Output every line of the material below exactly as it appears, leaving out the pictures.

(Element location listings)
+===+

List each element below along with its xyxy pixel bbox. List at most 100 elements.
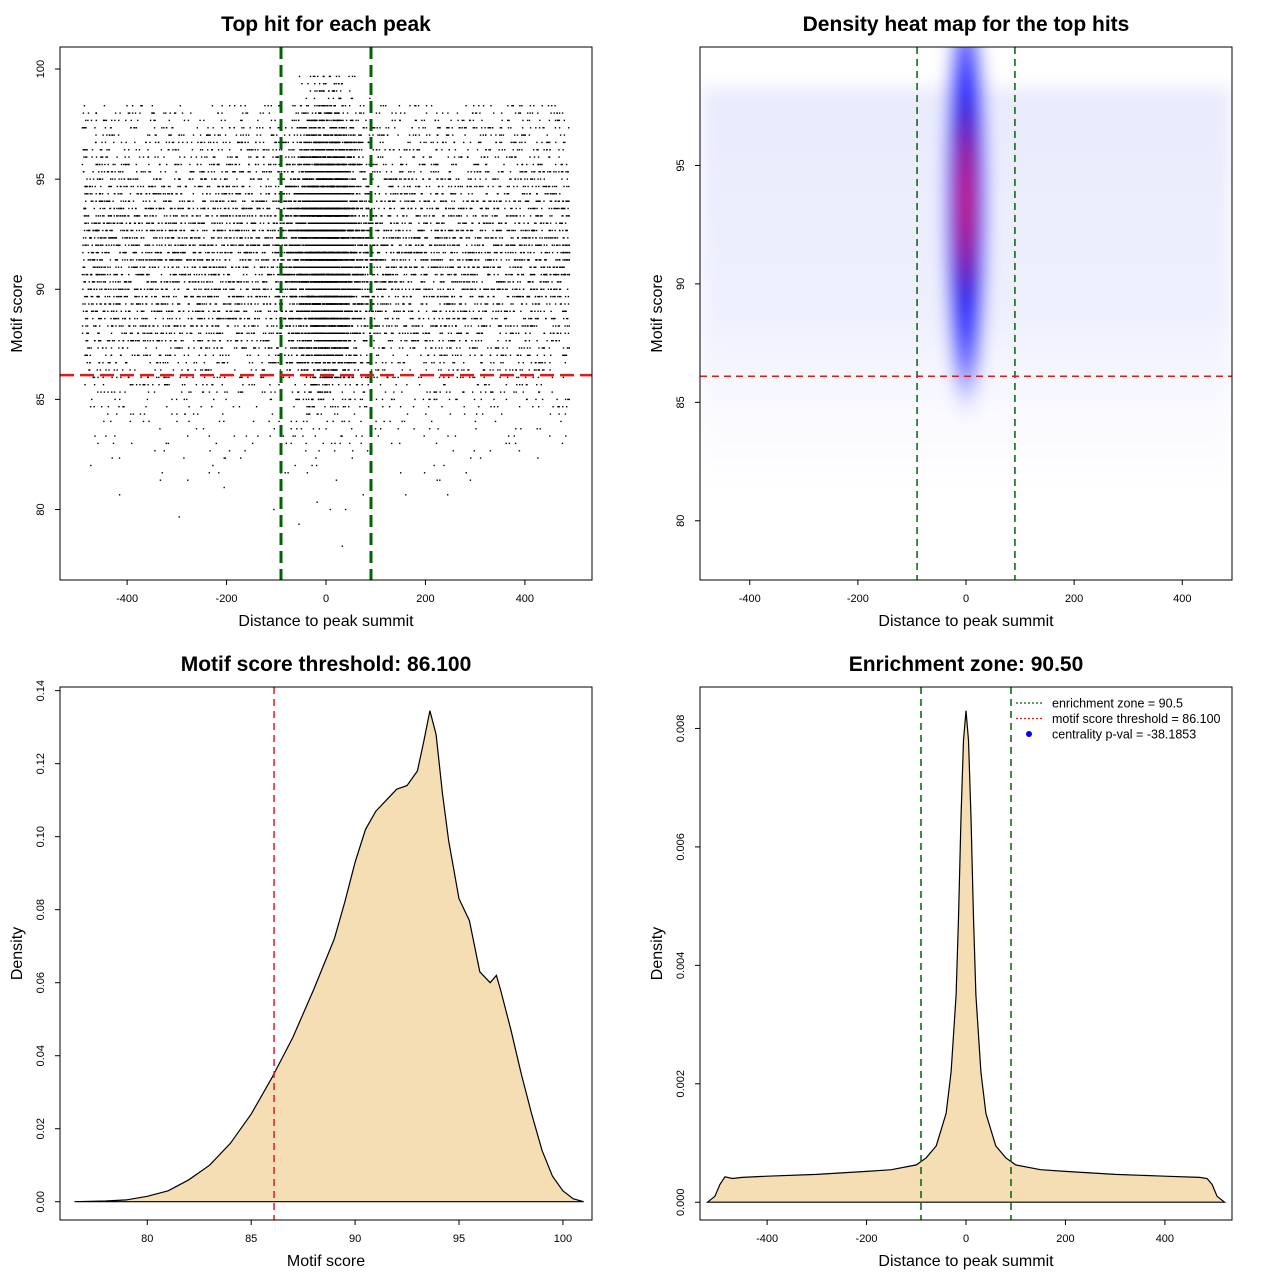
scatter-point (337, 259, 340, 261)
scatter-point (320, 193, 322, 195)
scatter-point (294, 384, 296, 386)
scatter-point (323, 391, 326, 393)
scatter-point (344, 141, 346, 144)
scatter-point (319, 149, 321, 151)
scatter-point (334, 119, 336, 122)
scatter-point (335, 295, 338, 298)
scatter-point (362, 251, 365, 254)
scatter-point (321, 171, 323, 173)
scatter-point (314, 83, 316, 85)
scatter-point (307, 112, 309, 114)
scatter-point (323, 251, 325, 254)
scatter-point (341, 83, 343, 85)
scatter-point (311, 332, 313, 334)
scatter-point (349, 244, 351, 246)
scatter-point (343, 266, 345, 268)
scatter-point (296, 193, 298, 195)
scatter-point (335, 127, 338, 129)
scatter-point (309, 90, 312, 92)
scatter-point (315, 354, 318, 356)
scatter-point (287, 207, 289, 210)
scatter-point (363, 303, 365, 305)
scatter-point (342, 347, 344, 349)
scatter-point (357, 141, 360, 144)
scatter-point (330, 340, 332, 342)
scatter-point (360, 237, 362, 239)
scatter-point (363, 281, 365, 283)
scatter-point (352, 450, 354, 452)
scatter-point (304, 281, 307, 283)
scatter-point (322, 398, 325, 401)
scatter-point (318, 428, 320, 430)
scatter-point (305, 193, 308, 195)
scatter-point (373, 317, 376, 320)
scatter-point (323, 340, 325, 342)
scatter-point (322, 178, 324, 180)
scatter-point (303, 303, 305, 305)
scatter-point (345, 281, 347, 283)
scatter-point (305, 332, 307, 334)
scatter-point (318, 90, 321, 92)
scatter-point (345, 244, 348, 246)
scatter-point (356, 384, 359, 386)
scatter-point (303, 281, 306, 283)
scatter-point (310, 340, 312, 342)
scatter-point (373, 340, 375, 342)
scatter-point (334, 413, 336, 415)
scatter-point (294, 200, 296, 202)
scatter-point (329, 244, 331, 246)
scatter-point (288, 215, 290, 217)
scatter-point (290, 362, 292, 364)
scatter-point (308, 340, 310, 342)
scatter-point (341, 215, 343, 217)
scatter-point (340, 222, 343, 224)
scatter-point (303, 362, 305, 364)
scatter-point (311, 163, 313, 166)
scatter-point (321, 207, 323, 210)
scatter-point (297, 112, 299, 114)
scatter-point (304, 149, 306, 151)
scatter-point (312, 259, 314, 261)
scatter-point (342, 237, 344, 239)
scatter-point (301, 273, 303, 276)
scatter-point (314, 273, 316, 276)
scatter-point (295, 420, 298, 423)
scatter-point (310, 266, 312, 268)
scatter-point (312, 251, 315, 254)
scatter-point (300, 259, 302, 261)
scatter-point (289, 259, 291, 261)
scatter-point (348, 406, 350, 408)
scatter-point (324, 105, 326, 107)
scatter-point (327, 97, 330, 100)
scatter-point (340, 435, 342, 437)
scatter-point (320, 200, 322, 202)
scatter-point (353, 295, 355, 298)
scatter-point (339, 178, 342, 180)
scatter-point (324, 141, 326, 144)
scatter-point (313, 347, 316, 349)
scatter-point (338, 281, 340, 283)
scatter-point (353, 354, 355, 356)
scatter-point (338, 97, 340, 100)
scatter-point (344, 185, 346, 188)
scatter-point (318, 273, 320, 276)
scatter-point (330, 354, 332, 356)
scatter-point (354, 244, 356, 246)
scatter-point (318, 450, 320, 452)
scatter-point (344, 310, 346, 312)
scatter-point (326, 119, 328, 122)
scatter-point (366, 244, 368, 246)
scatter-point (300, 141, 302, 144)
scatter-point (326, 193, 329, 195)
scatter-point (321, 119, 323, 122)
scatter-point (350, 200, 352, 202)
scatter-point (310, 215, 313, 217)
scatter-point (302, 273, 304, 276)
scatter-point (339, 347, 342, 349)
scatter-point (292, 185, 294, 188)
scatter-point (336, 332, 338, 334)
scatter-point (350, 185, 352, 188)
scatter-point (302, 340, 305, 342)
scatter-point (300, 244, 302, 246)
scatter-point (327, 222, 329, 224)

+===+

■ Expected output:
List each element below along with its xyxy pixel bbox. List at most 100 elements.
scatter-point (337, 259, 340, 261)
scatter-point (320, 193, 322, 195)
scatter-point (294, 384, 296, 386)
scatter-point (323, 391, 326, 393)
scatter-point (344, 141, 346, 144)
scatter-point (319, 149, 321, 151)
scatter-point (334, 119, 336, 122)
scatter-point (335, 295, 338, 298)
scatter-point (362, 251, 365, 254)
scatter-point (321, 171, 323, 173)
scatter-point (314, 83, 316, 85)
scatter-point (307, 112, 309, 114)
scatter-point (323, 251, 325, 254)
scatter-point (341, 83, 343, 85)
scatter-point (311, 332, 313, 334)
scatter-point (349, 244, 351, 246)
scatter-point (343, 266, 345, 268)
scatter-point (296, 193, 298, 195)
scatter-point (335, 127, 338, 129)
scatter-point (309, 90, 312, 92)
scatter-point (315, 354, 318, 356)
scatter-point (287, 207, 289, 210)
scatter-point (363, 303, 365, 305)
scatter-point (342, 347, 344, 349)
scatter-point (357, 141, 360, 144)
scatter-point (330, 340, 332, 342)
scatter-point (360, 237, 362, 239)
scatter-point (363, 281, 365, 283)
scatter-point (352, 450, 354, 452)
scatter-point (304, 281, 307, 283)
scatter-point (322, 398, 325, 401)
scatter-point (318, 428, 320, 430)
scatter-point (305, 193, 308, 195)
scatter-point (373, 317, 376, 320)
scatter-point (323, 340, 325, 342)
scatter-point (322, 178, 324, 180)
scatter-point (303, 303, 305, 305)
scatter-point (345, 281, 347, 283)
scatter-point (305, 332, 307, 334)
scatter-point (318, 90, 321, 92)
scatter-point (345, 244, 348, 246)
scatter-point (356, 384, 359, 386)
scatter-point (303, 281, 306, 283)
scatter-point (310, 340, 312, 342)
scatter-point (373, 340, 375, 342)
scatter-point (334, 413, 336, 415)
scatter-point (294, 200, 296, 202)
scatter-point (329, 244, 331, 246)
scatter-point (288, 215, 290, 217)
scatter-point (290, 362, 292, 364)
scatter-point (308, 340, 310, 342)
scatter-point (341, 215, 343, 217)
scatter-point (340, 222, 343, 224)
scatter-point (303, 362, 305, 364)
scatter-point (311, 163, 313, 166)
scatter-point (321, 207, 323, 210)
scatter-point (297, 112, 299, 114)
scatter-point (304, 149, 306, 151)
scatter-point (312, 259, 314, 261)
scatter-point (342, 237, 344, 239)
scatter-point (301, 273, 303, 276)
scatter-point (314, 273, 316, 276)
scatter-point (295, 420, 298, 423)
scatter-point (310, 266, 312, 268)
scatter-point (312, 251, 315, 254)
scatter-point (300, 259, 302, 261)
scatter-point (289, 259, 291, 261)
scatter-point (348, 406, 350, 408)
scatter-point (324, 105, 326, 107)
scatter-point (327, 97, 330, 100)
scatter-point (340, 435, 342, 437)
scatter-point (320, 200, 322, 202)
scatter-point (353, 295, 355, 298)
scatter-point (339, 178, 342, 180)
scatter-point (324, 141, 326, 144)
scatter-point (313, 347, 316, 349)
scatter-point (338, 281, 340, 283)
scatter-point (353, 354, 355, 356)
scatter-point (338, 97, 340, 100)
scatter-point (344, 185, 346, 188)
scatter-point (318, 273, 320, 276)
scatter-point (330, 354, 332, 356)
scatter-point (354, 244, 356, 246)
scatter-point (318, 450, 320, 452)
scatter-point (344, 310, 346, 312)
scatter-point (326, 119, 328, 122)
scatter-point (366, 244, 368, 246)
scatter-point (300, 141, 302, 144)
scatter-point (326, 193, 329, 195)
scatter-point (321, 119, 323, 122)
scatter-point (350, 200, 352, 202)
scatter-point (310, 215, 313, 217)
scatter-point (302, 273, 304, 276)
scatter-point (339, 347, 342, 349)
scatter-point (292, 185, 294, 188)
scatter-point (336, 332, 338, 334)
scatter-point (350, 185, 352, 188)
scatter-point (302, 340, 305, 342)
scatter-point (300, 244, 302, 246)
scatter-point (327, 222, 329, 224)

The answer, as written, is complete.